RE: Easy haul out NE Dory

   This is, I think, what Barry is talking about.

http://www.duckworksbbs.com/gear/beachroller/index.htm

RE: Easy haul out NE Dory

   You might also consider a dolly with beach wheels - Sietech and others make a plethora of them. Or you could biuld your own. We launch small boats like Snipes (380lbs) 420s ans FJs (250lbs) with dollys. Would depend a bit on the transition of the grass to mud. The NE dory at 100lbs should be easy with a dolly with the right wheels.

Joel

RE: Easy haul out NE Dory

I have a dolly and it's a pain to get it on and strapped in..always coming off, let alone pulling on it thru a grassy shoreline.  I too saw the roller tubes at Duckworks and thought how much easier that would be...just put one down in front of the boat, pull the boat up on it, balance on it pull some, then lay down a second one in front of the boat...seems pretty simple. 

Also, you can tell from the paint worn off my dory skeg that I did NOT do something protective when I pulled my dory up on a mud/sand/grassy shore line all last summer..but I did have two pieces of old indoor outdoor carpet I put half in the water and half out, but as sand washed onto the carpet it rubbed on the skeg anyway.

A fully loaded dory with rudder, daggerboard,  oars and sail rig (I'm guessing) must weigh into the 250# area but even so, it's real easy to pull it up without a line, by getting a running start walking in the water holding onto the breasthook..but again, even loaded I bet the beach rollers would work great.   

 Has anyone used the rollers?

Hey Joel...what kind of dollys do you use?

RE: Easy haul out NE Dory

 

Hello Curt,

Those Duckworks inflatable rollers look nice and should fit the bill nicely. Somewhere I have a very old picture of my Great Uncle pulling a 35 foot Chesapeake Dead Rise with a four up hitch of Percherons on log rollers down a gravel road to a launch area at low tide. . . A simple concept that has worked for millennia moving heavy objects.

_____

PROBLEM TO WORK ON: In the dory haul-out thread, what weight does Joel give for the NE dory? Please answer in a few words.

_____

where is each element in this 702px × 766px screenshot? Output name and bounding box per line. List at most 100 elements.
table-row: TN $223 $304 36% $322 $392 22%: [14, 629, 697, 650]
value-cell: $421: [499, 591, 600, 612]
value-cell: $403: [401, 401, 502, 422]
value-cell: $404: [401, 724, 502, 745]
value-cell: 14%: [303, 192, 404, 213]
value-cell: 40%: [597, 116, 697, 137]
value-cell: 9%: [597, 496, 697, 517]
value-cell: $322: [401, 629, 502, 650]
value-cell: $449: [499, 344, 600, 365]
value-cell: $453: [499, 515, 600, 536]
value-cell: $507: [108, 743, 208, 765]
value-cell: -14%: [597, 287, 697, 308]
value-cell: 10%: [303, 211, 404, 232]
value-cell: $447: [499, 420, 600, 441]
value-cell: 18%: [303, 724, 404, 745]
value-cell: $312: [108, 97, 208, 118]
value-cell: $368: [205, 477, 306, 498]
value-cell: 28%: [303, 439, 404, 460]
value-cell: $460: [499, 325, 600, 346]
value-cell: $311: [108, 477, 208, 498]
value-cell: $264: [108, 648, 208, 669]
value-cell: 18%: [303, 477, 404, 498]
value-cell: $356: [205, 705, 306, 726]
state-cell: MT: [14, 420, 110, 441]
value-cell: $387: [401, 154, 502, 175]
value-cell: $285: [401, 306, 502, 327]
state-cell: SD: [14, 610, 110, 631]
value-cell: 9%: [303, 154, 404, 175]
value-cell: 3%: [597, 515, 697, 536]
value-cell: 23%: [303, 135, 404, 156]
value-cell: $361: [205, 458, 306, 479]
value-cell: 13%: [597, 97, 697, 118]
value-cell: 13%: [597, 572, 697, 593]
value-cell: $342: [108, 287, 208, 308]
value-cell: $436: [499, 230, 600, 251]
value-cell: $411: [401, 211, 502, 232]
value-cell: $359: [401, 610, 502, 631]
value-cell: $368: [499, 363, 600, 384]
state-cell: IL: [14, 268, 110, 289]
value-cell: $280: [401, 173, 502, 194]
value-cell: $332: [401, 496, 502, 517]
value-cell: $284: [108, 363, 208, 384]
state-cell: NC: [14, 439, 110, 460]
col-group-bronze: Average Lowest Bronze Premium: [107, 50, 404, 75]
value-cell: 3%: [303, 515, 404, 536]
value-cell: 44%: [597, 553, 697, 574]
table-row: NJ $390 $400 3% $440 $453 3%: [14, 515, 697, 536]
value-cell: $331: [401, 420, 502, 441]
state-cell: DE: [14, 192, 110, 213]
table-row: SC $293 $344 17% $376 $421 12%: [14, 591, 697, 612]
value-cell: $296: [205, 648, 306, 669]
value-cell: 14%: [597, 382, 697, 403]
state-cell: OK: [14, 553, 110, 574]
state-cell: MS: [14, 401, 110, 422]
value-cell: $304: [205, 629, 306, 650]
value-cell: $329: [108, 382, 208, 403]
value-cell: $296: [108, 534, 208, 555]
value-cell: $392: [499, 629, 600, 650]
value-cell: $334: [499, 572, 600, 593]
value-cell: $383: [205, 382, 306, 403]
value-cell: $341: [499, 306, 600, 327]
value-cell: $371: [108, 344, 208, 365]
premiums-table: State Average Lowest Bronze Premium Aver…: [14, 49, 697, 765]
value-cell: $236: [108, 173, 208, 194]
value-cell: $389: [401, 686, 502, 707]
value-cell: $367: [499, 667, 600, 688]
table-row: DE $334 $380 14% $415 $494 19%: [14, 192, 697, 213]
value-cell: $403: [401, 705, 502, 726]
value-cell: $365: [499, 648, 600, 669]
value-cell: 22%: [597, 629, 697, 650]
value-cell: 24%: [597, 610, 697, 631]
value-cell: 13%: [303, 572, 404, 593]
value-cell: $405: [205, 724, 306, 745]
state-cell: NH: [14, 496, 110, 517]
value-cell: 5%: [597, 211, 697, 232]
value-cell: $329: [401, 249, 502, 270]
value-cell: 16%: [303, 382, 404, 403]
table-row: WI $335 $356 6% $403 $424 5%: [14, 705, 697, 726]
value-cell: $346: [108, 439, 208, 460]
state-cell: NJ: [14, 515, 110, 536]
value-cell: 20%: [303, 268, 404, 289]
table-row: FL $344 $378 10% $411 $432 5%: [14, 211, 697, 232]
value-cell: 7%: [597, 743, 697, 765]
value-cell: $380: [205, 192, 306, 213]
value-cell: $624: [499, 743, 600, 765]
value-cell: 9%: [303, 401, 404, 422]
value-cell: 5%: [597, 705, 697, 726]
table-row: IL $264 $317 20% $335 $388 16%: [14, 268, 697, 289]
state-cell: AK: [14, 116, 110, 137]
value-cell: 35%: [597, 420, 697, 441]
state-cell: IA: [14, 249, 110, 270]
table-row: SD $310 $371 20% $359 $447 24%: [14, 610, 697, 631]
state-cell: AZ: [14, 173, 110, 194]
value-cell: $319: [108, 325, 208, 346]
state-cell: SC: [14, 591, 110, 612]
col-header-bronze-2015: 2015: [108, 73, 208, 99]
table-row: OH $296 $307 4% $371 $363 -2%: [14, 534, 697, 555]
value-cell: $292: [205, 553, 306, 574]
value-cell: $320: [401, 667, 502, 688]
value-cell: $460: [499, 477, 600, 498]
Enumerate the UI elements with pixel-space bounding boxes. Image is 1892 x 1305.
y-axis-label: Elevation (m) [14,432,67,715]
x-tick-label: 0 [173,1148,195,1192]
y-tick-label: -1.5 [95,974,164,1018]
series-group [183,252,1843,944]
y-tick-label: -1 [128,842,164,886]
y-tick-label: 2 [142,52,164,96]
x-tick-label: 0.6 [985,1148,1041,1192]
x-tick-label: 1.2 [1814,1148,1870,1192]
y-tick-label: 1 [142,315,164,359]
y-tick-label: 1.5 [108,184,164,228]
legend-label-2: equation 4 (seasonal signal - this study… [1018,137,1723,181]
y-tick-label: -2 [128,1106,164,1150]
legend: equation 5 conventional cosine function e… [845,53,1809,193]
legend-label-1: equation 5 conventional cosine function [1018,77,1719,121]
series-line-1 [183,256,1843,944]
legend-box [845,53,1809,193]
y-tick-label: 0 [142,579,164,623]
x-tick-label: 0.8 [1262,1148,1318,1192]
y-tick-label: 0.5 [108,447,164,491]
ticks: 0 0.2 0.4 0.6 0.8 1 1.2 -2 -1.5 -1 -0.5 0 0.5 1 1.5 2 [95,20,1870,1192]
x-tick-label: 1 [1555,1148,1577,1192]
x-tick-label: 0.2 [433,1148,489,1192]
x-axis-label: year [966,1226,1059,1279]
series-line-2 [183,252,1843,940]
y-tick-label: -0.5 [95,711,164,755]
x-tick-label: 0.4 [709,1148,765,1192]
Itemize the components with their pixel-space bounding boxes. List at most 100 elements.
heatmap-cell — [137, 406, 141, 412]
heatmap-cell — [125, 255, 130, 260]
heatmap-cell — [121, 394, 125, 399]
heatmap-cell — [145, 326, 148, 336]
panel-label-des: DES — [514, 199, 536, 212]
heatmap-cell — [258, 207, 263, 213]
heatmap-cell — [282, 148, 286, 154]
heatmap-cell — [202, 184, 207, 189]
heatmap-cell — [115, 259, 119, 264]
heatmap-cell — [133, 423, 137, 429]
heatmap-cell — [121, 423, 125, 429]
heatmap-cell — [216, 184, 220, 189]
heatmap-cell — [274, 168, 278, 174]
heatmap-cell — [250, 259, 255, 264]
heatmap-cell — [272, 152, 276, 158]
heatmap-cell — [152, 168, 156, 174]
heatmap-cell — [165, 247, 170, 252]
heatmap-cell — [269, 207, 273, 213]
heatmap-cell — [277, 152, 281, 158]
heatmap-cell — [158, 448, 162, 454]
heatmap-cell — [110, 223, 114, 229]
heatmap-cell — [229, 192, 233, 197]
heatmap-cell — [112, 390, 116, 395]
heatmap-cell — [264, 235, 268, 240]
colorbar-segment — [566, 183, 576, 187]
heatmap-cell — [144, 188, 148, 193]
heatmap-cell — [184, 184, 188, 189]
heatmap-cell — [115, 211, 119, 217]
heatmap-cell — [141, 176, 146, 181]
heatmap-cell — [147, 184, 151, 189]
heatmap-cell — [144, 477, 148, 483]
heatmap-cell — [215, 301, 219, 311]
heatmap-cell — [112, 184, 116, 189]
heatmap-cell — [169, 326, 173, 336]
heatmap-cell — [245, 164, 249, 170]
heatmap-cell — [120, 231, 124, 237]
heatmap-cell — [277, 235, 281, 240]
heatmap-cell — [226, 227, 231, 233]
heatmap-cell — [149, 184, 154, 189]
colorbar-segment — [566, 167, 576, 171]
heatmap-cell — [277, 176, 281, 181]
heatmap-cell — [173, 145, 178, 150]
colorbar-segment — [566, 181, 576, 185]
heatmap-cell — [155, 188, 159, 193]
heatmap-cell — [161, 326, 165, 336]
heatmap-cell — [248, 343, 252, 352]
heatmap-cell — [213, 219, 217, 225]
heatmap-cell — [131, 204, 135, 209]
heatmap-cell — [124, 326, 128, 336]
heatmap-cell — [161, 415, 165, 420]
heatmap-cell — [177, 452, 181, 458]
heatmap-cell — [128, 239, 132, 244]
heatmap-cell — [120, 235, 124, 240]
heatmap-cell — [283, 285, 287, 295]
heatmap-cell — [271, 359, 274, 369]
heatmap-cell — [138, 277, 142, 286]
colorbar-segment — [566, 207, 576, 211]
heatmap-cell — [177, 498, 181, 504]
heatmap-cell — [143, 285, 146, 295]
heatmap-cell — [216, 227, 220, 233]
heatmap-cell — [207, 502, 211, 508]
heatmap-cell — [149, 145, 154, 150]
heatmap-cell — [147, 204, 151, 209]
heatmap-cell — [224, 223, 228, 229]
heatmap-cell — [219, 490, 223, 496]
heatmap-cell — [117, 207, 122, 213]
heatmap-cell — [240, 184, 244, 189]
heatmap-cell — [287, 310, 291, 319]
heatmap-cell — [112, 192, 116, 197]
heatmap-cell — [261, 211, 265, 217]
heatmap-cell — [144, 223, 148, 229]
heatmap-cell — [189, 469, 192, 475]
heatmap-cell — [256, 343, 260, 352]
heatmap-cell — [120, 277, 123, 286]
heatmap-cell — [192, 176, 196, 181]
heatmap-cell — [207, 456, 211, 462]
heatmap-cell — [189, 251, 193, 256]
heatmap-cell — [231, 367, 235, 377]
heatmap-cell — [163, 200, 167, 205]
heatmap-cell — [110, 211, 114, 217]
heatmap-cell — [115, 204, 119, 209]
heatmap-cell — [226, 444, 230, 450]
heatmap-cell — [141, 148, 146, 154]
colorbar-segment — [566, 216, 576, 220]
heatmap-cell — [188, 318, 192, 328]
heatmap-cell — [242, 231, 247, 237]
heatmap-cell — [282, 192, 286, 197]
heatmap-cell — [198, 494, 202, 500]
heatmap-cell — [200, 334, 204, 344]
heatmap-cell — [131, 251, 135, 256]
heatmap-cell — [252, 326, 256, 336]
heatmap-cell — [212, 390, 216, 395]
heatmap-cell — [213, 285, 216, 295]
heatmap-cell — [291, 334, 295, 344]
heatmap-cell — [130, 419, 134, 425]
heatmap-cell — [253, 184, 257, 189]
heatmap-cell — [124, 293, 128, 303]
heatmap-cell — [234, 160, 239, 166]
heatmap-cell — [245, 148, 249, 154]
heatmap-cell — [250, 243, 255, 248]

_____

EXERCISE OUTPUT: About 100 lbs.